Problem to solve:
Write out the listing below exactly, and omit any images you find in it.

Records to use:
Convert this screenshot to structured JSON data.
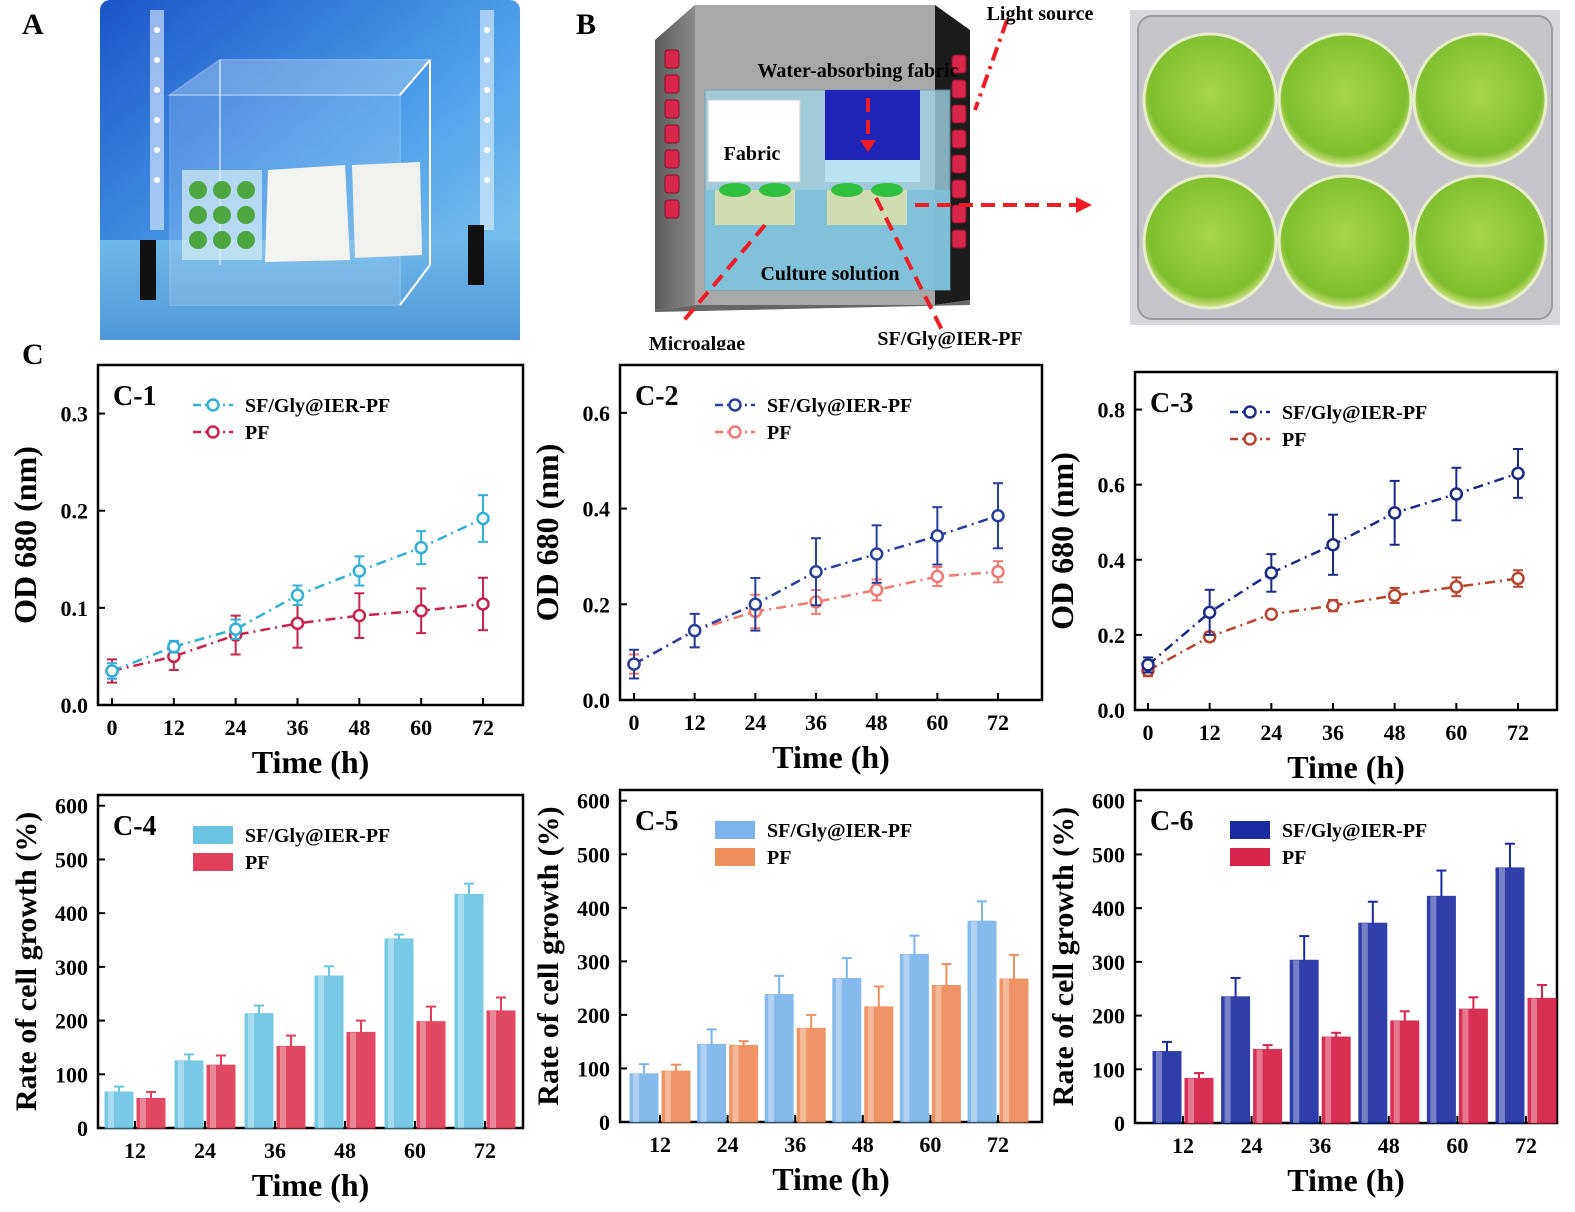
{
  "panels": {
    "A": {
      "letter": "A"
    },
    "B": {
      "letter": "B",
      "labels": {
        "light_source": "Light source",
        "water_fabric": "Water-absorbing fabric",
        "fabric": "Fabric",
        "culture": "Culture solution",
        "microalgae": "Microalgae",
        "sfgly": "SF/Gly@IER-PF"
      }
    },
    "C": {
      "letter": "C"
    }
  },
  "colors": {
    "c1_a": "#33b0d6",
    "c1_b": "#c8234d",
    "c2_a": "#2a3f9a",
    "c2_b": "#f07a72",
    "c3_a": "#1b2a86",
    "c3_b": "#b5452e",
    "c4_a": "#69c4e2",
    "c4_b": "#e0405a",
    "c5_a": "#7bb3ea",
    "c5_b": "#ef8f5e",
    "c6_a": "#1a2aa0",
    "c6_b": "#d6244c"
  },
  "chart_data": [
    {
      "id": "C-1",
      "type": "line",
      "label": "C-1",
      "x": [
        0,
        12,
        24,
        36,
        48,
        60,
        72
      ],
      "xlabel": "Time (h)",
      "ylabel": "OD 680 (nm)",
      "xlim": [
        0,
        72
      ],
      "ylim": [
        0,
        0.35
      ],
      "yticks": [
        "0.0",
        "0.1",
        "0.2",
        "0.3"
      ],
      "ytick_values": [
        0,
        0.1,
        0.2,
        0.3
      ],
      "legend": "top-left",
      "series": [
        {
          "name": "SF/Gly@IER-PF",
          "values": [
            0.035,
            0.06,
            0.078,
            0.113,
            0.138,
            0.162,
            0.192
          ],
          "err": [
            0.008,
            0.006,
            0.01,
            0.01,
            0.015,
            0.017,
            0.024
          ]
        },
        {
          "name": "PF",
          "values": [
            0.035,
            0.05,
            0.072,
            0.084,
            0.092,
            0.097,
            0.104
          ],
          "err": [
            0.012,
            0.014,
            0.02,
            0.025,
            0.023,
            0.023,
            0.027
          ]
        }
      ]
    },
    {
      "id": "C-2",
      "type": "line",
      "label": "C-2",
      "x": [
        0,
        12,
        24,
        36,
        48,
        60,
        72
      ],
      "xlabel": "Time (h)",
      "ylabel": "OD 680 (nm)",
      "xlim": [
        0,
        72
      ],
      "ylim": [
        0,
        0.7
      ],
      "yticks": [
        "0.0",
        "0.2",
        "0.4",
        "0.6"
      ],
      "ytick_values": [
        0,
        0.2,
        0.4,
        0.6
      ],
      "legend": "top-left",
      "series": [
        {
          "name": "SF/Gly@IER-PF",
          "values": [
            0.075,
            0.145,
            0.2,
            0.268,
            0.305,
            0.343,
            0.385
          ],
          "err": [
            0.03,
            0.035,
            0.055,
            0.07,
            0.06,
            0.06,
            0.068
          ]
        },
        {
          "name": "PF",
          "values": [
            0.075,
            0.145,
            0.185,
            0.205,
            0.23,
            0.258,
            0.268
          ],
          "err": [
            0.02,
            0.035,
            0.035,
            0.025,
            0.022,
            0.02,
            0.022
          ]
        }
      ]
    },
    {
      "id": "C-3",
      "type": "line",
      "label": "C-3",
      "x": [
        0,
        12,
        24,
        36,
        48,
        60,
        72
      ],
      "xlabel": "Time (h)",
      "ylabel": "OD 680 (nm)",
      "xlim": [
        0,
        72
      ],
      "ylim": [
        0,
        0.9
      ],
      "yticks": [
        "0.0",
        "0.2",
        "0.4",
        "0.6",
        "0.8"
      ],
      "ytick_values": [
        0,
        0.2,
        0.4,
        0.6,
        0.8
      ],
      "legend": "top-left",
      "series": [
        {
          "name": "SF/Gly@IER-PF",
          "values": [
            0.12,
            0.26,
            0.365,
            0.44,
            0.525,
            0.575,
            0.63
          ],
          "err": [
            0.02,
            0.06,
            0.05,
            0.08,
            0.085,
            0.07,
            0.065
          ]
        },
        {
          "name": "PF",
          "values": [
            0.105,
            0.195,
            0.255,
            0.278,
            0.305,
            0.328,
            0.35
          ],
          "err": [
            0.015,
            0.012,
            0.01,
            0.015,
            0.02,
            0.025,
            0.022
          ]
        }
      ]
    },
    {
      "id": "C-4",
      "type": "bar",
      "label": "C-4",
      "categories": [
        "12",
        "24",
        "36",
        "48",
        "60",
        "72"
      ],
      "xlabel": "Time (h)",
      "ylabel": "Rate of cell growth (%)",
      "ylim": [
        0,
        620
      ],
      "yticks": [
        "0",
        "100",
        "200",
        "300",
        "400",
        "500",
        "600"
      ],
      "ytick_values": [
        0,
        100,
        200,
        300,
        400,
        500,
        600
      ],
      "legend": "top-left",
      "series": [
        {
          "name": "SF/Gly@IER-PF",
          "values": [
            67,
            125,
            213,
            283,
            352,
            435
          ],
          "err": [
            10,
            12,
            15,
            18,
            8,
            20
          ]
        },
        {
          "name": "PF",
          "values": [
            55,
            117,
            152,
            178,
            198,
            218
          ],
          "err": [
            12,
            18,
            20,
            22,
            28,
            25
          ]
        }
      ]
    },
    {
      "id": "C-5",
      "type": "bar",
      "label": "C-5",
      "categories": [
        "12",
        "24",
        "36",
        "48",
        "60",
        "72"
      ],
      "xlabel": "Time (h)",
      "ylabel": "Rate of cell growth (%)",
      "ylim": [
        0,
        620
      ],
      "yticks": [
        "0",
        "100",
        "200",
        "300",
        "400",
        "500",
        "600"
      ],
      "ytick_values": [
        0,
        100,
        200,
        300,
        400,
        500,
        600
      ],
      "legend": "top-left",
      "series": [
        {
          "name": "SF/Gly@IER-PF",
          "values": [
            90,
            145,
            238,
            268,
            313,
            375
          ],
          "err": [
            18,
            28,
            35,
            38,
            35,
            37
          ]
        },
        {
          "name": "PF",
          "values": [
            95,
            143,
            175,
            215,
            255,
            267
          ],
          "err": [
            12,
            8,
            25,
            38,
            40,
            45
          ]
        }
      ]
    },
    {
      "id": "C-6",
      "type": "bar",
      "label": "C-6",
      "categories": [
        "12",
        "24",
        "36",
        "48",
        "60",
        "72"
      ],
      "xlabel": "Time (h)",
      "ylabel": "Rate of cell growth (%)",
      "ylim": [
        0,
        620
      ],
      "yticks": [
        "0",
        "100",
        "200",
        "300",
        "400",
        "500",
        "600"
      ],
      "ytick_values": [
        0,
        100,
        200,
        300,
        400,
        500,
        600
      ],
      "legend": "top-left",
      "series": [
        {
          "name": "SF/Gly@IER-PF",
          "values": [
            133,
            235,
            303,
            372,
            422,
            475
          ],
          "err": [
            18,
            35,
            45,
            40,
            48,
            45
          ]
        },
        {
          "name": "PF",
          "values": [
            83,
            137,
            160,
            190,
            212,
            232
          ],
          "err": [
            10,
            8,
            8,
            18,
            22,
            25
          ]
        }
      ]
    }
  ]
}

Task solution:
Convert this screenshot to structured JSON data.
{
  "panels": {
    "A": {
      "letter": "A"
    },
    "B": {
      "letter": "B",
      "labels": {
        "light_source": "Light source",
        "water_fabric": "Water-absorbing fabric",
        "fabric": "Fabric",
        "culture": "Culture solution",
        "microalgae": "Microalgae",
        "sfgly": "SF/Gly@IER-PF"
      }
    },
    "C": {
      "letter": "C"
    }
  },
  "colors": {
    "c1_a": "#33b0d6",
    "c1_b": "#c8234d",
    "c2_a": "#2a3f9a",
    "c2_b": "#f07a72",
    "c3_a": "#1b2a86",
    "c3_b": "#b5452e",
    "c4_a": "#69c4e2",
    "c4_b": "#e0405a",
    "c5_a": "#7bb3ea",
    "c5_b": "#ef8f5e",
    "c6_a": "#1a2aa0",
    "c6_b": "#d6244c"
  },
  "chart_data": [
    {
      "id": "C-1",
      "type": "line",
      "label": "C-1",
      "x": [
        0,
        12,
        24,
        36,
        48,
        60,
        72
      ],
      "xlabel": "Time (h)",
      "ylabel": "OD 680 (nm)",
      "xlim": [
        0,
        72
      ],
      "ylim": [
        0,
        0.35
      ],
      "yticks": [
        "0.0",
        "0.1",
        "0.2",
        "0.3"
      ],
      "ytick_values": [
        0,
        0.1,
        0.2,
        0.3
      ],
      "legend": "top-left",
      "series": [
        {
          "name": "SF/Gly@IER-PF",
          "values": [
            0.035,
            0.06,
            0.078,
            0.113,
            0.138,
            0.162,
            0.192
          ],
          "err": [
            0.008,
            0.006,
            0.01,
            0.01,
            0.015,
            0.017,
            0.024
          ]
        },
        {
          "name": "PF",
          "values": [
            0.035,
            0.05,
            0.072,
            0.084,
            0.092,
            0.097,
            0.104
          ],
          "err": [
            0.012,
            0.014,
            0.02,
            0.025,
            0.023,
            0.023,
            0.027
          ]
        }
      ]
    },
    {
      "id": "C-2",
      "type": "line",
      "label": "C-2",
      "x": [
        0,
        12,
        24,
        36,
        48,
        60,
        72
      ],
      "xlabel": "Time (h)",
      "ylabel": "OD 680 (nm)",
      "xlim": [
        0,
        72
      ],
      "ylim": [
        0,
        0.7
      ],
      "yticks": [
        "0.0",
        "0.2",
        "0.4",
        "0.6"
      ],
      "ytick_values": [
        0,
        0.2,
        0.4,
        0.6
      ],
      "legend": "top-left",
      "series": [
        {
          "name": "SF/Gly@IER-PF",
          "values": [
            0.075,
            0.145,
            0.2,
            0.268,
            0.305,
            0.343,
            0.385
          ],
          "err": [
            0.03,
            0.035,
            0.055,
            0.07,
            0.06,
            0.06,
            0.068
          ]
        },
        {
          "name": "PF",
          "values": [
            0.075,
            0.145,
            0.185,
            0.205,
            0.23,
            0.258,
            0.268
          ],
          "err": [
            0.02,
            0.035,
            0.035,
            0.025,
            0.022,
            0.02,
            0.022
          ]
        }
      ]
    },
    {
      "id": "C-3",
      "type": "line",
      "label": "C-3",
      "x": [
        0,
        12,
        24,
        36,
        48,
        60,
        72
      ],
      "xlabel": "Time (h)",
      "ylabel": "OD 680 (nm)",
      "xlim": [
        0,
        72
      ],
      "ylim": [
        0,
        0.9
      ],
      "yticks": [
        "0.0",
        "0.2",
        "0.4",
        "0.6",
        "0.8"
      ],
      "ytick_values": [
        0,
        0.2,
        0.4,
        0.6,
        0.8
      ],
      "legend": "top-left",
      "series": [
        {
          "name": "SF/Gly@IER-PF",
          "values": [
            0.12,
            0.26,
            0.365,
            0.44,
            0.525,
            0.575,
            0.63
          ],
          "err": [
            0.02,
            0.06,
            0.05,
            0.08,
            0.085,
            0.07,
            0.065
          ]
        },
        {
          "name": "PF",
          "values": [
            0.105,
            0.195,
            0.255,
            0.278,
            0.305,
            0.328,
            0.35
          ],
          "err": [
            0.015,
            0.012,
            0.01,
            0.015,
            0.02,
            0.025,
            0.022
          ]
        }
      ]
    },
    {
      "id": "C-4",
      "type": "bar",
      "label": "C-4",
      "categories": [
        "12",
        "24",
        "36",
        "48",
        "60",
        "72"
      ],
      "xlabel": "Time (h)",
      "ylabel": "Rate of cell growth (%)",
      "ylim": [
        0,
        620
      ],
      "yticks": [
        "0",
        "100",
        "200",
        "300",
        "400",
        "500",
        "600"
      ],
      "ytick_values": [
        0,
        100,
        200,
        300,
        400,
        500,
        600
      ],
      "legend": "top-left",
      "series": [
        {
          "name": "SF/Gly@IER-PF",
          "values": [
            67,
            125,
            213,
            283,
            352,
            435
          ],
          "err": [
            10,
            12,
            15,
            18,
            8,
            20
          ]
        },
        {
          "name": "PF",
          "values": [
            55,
            117,
            152,
            178,
            198,
            218
          ],
          "err": [
            12,
            18,
            20,
            22,
            28,
            25
          ]
        }
      ]
    },
    {
      "id": "C-5",
      "type": "bar",
      "label": "C-5",
      "categories": [
        "12",
        "24",
        "36",
        "48",
        "60",
        "72"
      ],
      "xlabel": "Time (h)",
      "ylabel": "Rate of cell growth (%)",
      "ylim": [
        0,
        620
      ],
      "yticks": [
        "0",
        "100",
        "200",
        "300",
        "400",
        "500",
        "600"
      ],
      "ytick_values": [
        0,
        100,
        200,
        300,
        400,
        500,
        600
      ],
      "legend": "top-left",
      "series": [
        {
          "name": "SF/Gly@IER-PF",
          "values": [
            90,
            145,
            238,
            268,
            313,
            375
          ],
          "err": [
            18,
            28,
            35,
            38,
            35,
            37
          ]
        },
        {
          "name": "PF",
          "values": [
            95,
            143,
            175,
            215,
            255,
            267
          ],
          "err": [
            12,
            8,
            25,
            38,
            40,
            45
          ]
        }
      ]
    },
    {
      "id": "C-6",
      "type": "bar",
      "label": "C-6",
      "categories": [
        "12",
        "24",
        "36",
        "48",
        "60",
        "72"
      ],
      "xlabel": "Time (h)",
      "ylabel": "Rate of cell growth (%)",
      "ylim": [
        0,
        620
      ],
      "yticks": [
        "0",
        "100",
        "200",
        "300",
        "400",
        "500",
        "600"
      ],
      "ytick_values": [
        0,
        100,
        200,
        300,
        400,
        500,
        600
      ],
      "legend": "top-left",
      "series": [
        {
          "name": "SF/Gly@IER-PF",
          "values": [
            133,
            235,
            303,
            372,
            422,
            475
          ],
          "err": [
            18,
            35,
            45,
            40,
            48,
            45
          ]
        },
        {
          "name": "PF",
          "values": [
            83,
            137,
            160,
            190,
            212,
            232
          ],
          "err": [
            10,
            8,
            8,
            18,
            22,
            25
          ]
        }
      ]
    }
  ]
}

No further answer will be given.